Problem requirements>
Wherever the string "offset" shows up in a line, count that line. Give the total alone.

(Structured figure records)
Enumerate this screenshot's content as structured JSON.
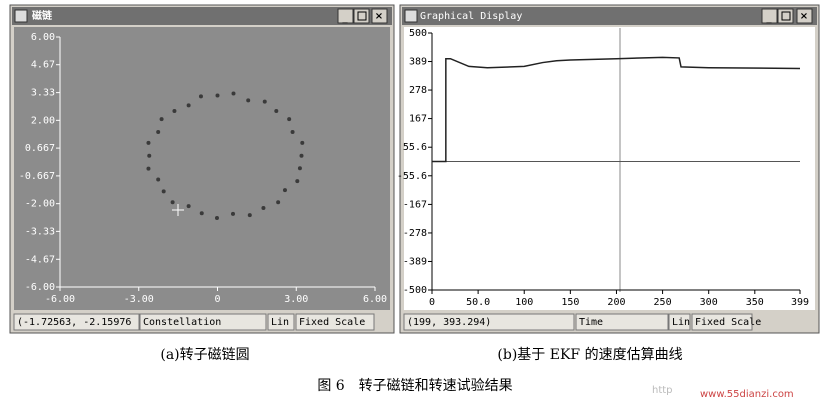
{
  "windows": [
    {
      "title": "磁链",
      "status": [
        "(-1.72563, -2.15976",
        "Constellation",
        "Lin",
        "Fixed Scale"
      ]
    },
    {
      "title": "Graphical Display",
      "status": [
        "(199, 393.294)",
        "Time",
        "Lin",
        "Fixed Scale"
      ]
    }
  ],
  "chart_data": [
    {
      "type": "scatter",
      "x": [
        3.2,
        3.23,
        2.86,
        2.73,
        2.24,
        1.8,
        1.17,
        0.61,
        0.0,
        -0.63,
        -1.1,
        -1.64,
        -2.13,
        -2.26,
        -2.63,
        -2.6,
        -2.63,
        -2.26,
        -2.05,
        -1.71,
        -1.1,
        -0.6,
        -0.02,
        0.59,
        1.23,
        1.75,
        2.31,
        2.57,
        3.04,
        3.14
      ],
      "values": [
        0.3,
        0.92,
        1.44,
        2.06,
        2.45,
        2.9,
        2.96,
        3.29,
        3.19,
        3.15,
        2.72,
        2.45,
        2.06,
        1.44,
        0.92,
        0.3,
        -0.32,
        -0.84,
        -1.41,
        -1.93,
        -2.12,
        -2.46,
        -2.69,
        -2.49,
        -2.55,
        -2.21,
        -1.93,
        -1.35,
        -0.92,
        -0.3
      ],
      "color": "#3a3a3a",
      "xlim": [
        -6,
        6
      ],
      "ylim": [
        -6,
        6
      ],
      "xticks": [
        {
          "value": -6,
          "label": "-6.00"
        },
        {
          "value": -3,
          "label": "-3.00"
        },
        0,
        {
          "value": 3,
          "label": "3.00"
        },
        {
          "value": 6,
          "label": "6.00"
        }
      ],
      "yticks": [
        {
          "value": 6,
          "label": "6.00"
        },
        {
          "value": 4.67,
          "label": "4.67"
        },
        {
          "value": 3.33,
          "label": "3.33"
        },
        {
          "value": 2,
          "label": "2.00"
        },
        0.667,
        -0.667,
        {
          "value": -2,
          "label": "-2.00"
        },
        {
          "value": -3.33,
          "label": "-3.33"
        },
        {
          "value": -4.67,
          "label": "-4.67"
        },
        {
          "value": -6,
          "label": "-6.00"
        }
      ]
    },
    {
      "type": "line",
      "x": [
        0,
        15,
        15,
        20,
        40,
        60,
        100,
        120,
        135,
        150,
        200,
        250,
        268,
        270,
        300,
        399
      ],
      "values": [
        0,
        0,
        400,
        400,
        370,
        365,
        370,
        385,
        392,
        395,
        400,
        405,
        403,
        368,
        365,
        362
      ],
      "color": "#222222",
      "xlim": [
        0,
        399
      ],
      "ylim": [
        -500,
        500
      ],
      "xticks": [
        0,
        {
          "value": 50,
          "label": "50.0"
        },
        100,
        150,
        200,
        250,
        300,
        350,
        399
      ],
      "yticks": [
        500,
        389,
        278,
        167,
        55.6,
        -55.6,
        -167,
        -278,
        -389,
        -500
      ]
    }
  ],
  "captions": [
    "(a)转子磁链圆",
    "(b)基于 EKF 的速度估算曲线",
    "图 6　转子磁链和转速试验结果"
  ],
  "watermark": [
    "http",
    "www.55dianzi.com"
  ]
}
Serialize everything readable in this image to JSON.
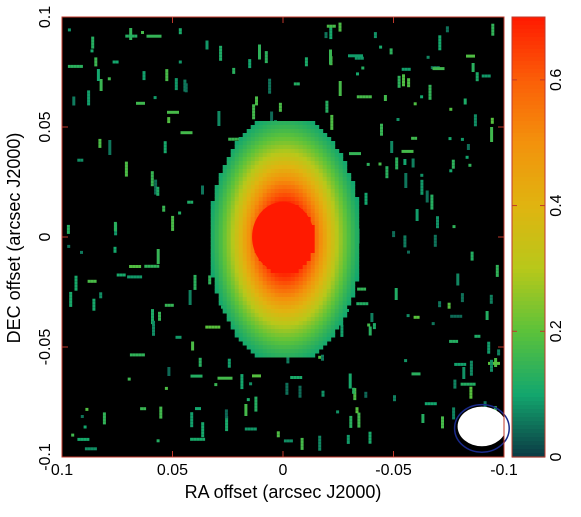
{
  "chart_data": {
    "type": "heatmap",
    "xlabel": "RA offset (arcsec J2000)",
    "ylabel": "DEC offset (arcsec J2000)",
    "xlim": [
      0.1,
      -0.1
    ],
    "ylim": [
      -0.1,
      0.1
    ],
    "x_ticks": [
      0.1,
      0.05,
      0,
      -0.05,
      -0.1
    ],
    "x_tick_labels": [
      "0.1",
      "0.05",
      "0",
      "-0.05",
      "-0.1"
    ],
    "y_ticks": [
      -0.1,
      -0.05,
      0,
      0.05,
      0.1
    ],
    "y_tick_labels": [
      "-0.1",
      "-0.05",
      "0",
      "0.05",
      "0.1"
    ],
    "colorbar": {
      "range": [
        0,
        0.7
      ],
      "ticks": [
        0,
        0.2,
        0.4,
        0.6
      ],
      "tick_labels": [
        "0",
        "0.2",
        "0.4",
        "0.6"
      ],
      "colors": [
        "#0b3a44",
        "#13a76e",
        "#5cc23a",
        "#b8c81a",
        "#e0b410",
        "#f3920c",
        "#fb5e08",
        "#ff1a00"
      ]
    },
    "source": {
      "center": [
        0.0,
        0.0
      ],
      "peak": 0.7,
      "core_semi_axes": [
        0.014,
        0.016
      ],
      "envelope_semi_axes": [
        0.03,
        0.05
      ]
    },
    "beam": {
      "center": [
        -0.09,
        -0.087
      ],
      "major": 0.011,
      "minor": 0.009,
      "color": "#ffffff",
      "outline": "#1a2a8a"
    },
    "grid": false,
    "background_color": "#000000",
    "noise_color": "#1f9e78"
  }
}
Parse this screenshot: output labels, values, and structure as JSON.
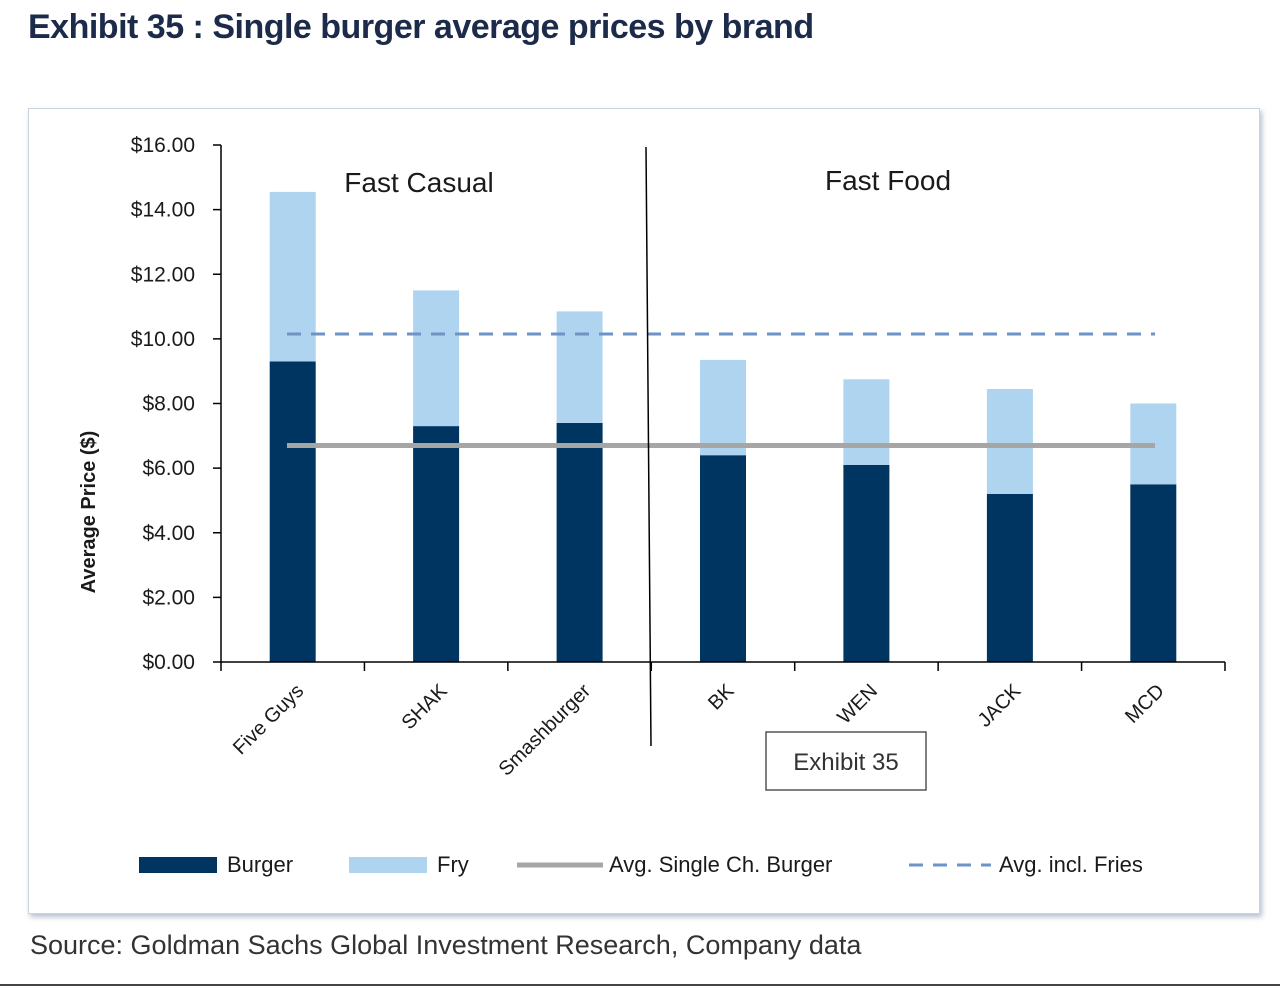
{
  "header": {
    "title": "Exhibit 35 : Single burger average prices by brand"
  },
  "footer": {
    "source": "Source: Goldman Sachs Global Investment Research, Company data"
  },
  "colors": {
    "burger": "#003561",
    "fry": "#aed4ef",
    "avg_burger": "#a6a6a6",
    "avg_fries": "#6d93c7",
    "axis": "#000000"
  },
  "chart_data": {
    "type": "bar",
    "stacked": true,
    "title": "",
    "xlabel": "",
    "ylabel": "Average Price ($)",
    "ylim": [
      0,
      16
    ],
    "yticks": [
      "$0.00",
      "$2.00",
      "$4.00",
      "$6.00",
      "$8.00",
      "$10.00",
      "$12.00",
      "$14.00",
      "$16.00"
    ],
    "categories": [
      "Five Guys",
      "SHAK",
      "Smashburger",
      "BK",
      "WEN",
      "JACK",
      "MCD"
    ],
    "series": [
      {
        "name": "Burger",
        "values": [
          9.3,
          7.3,
          7.4,
          6.4,
          6.1,
          5.2,
          5.5
        ]
      },
      {
        "name": "Fry",
        "values": [
          5.25,
          4.2,
          3.45,
          2.95,
          2.65,
          3.25,
          2.5
        ]
      }
    ],
    "reference_lines": [
      {
        "name": "Avg. Single Ch. Burger",
        "value": 6.7,
        "style": "solid"
      },
      {
        "name": "Avg. incl. Fries",
        "value": 10.15,
        "style": "dashed"
      }
    ],
    "groups": [
      {
        "label": "Fast Casual",
        "categories": [
          "Five Guys",
          "SHAK",
          "Smashburger"
        ]
      },
      {
        "label": "Fast Food",
        "categories": [
          "BK",
          "WEN",
          "JACK",
          "MCD"
        ]
      }
    ],
    "legend": {
      "position": "bottom",
      "items": [
        "Burger",
        "Fry",
        "Avg. Single Ch. Burger",
        "Avg. incl. Fries"
      ]
    },
    "annotations": [
      "Exhibit 35"
    ]
  }
}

Worked solution>
2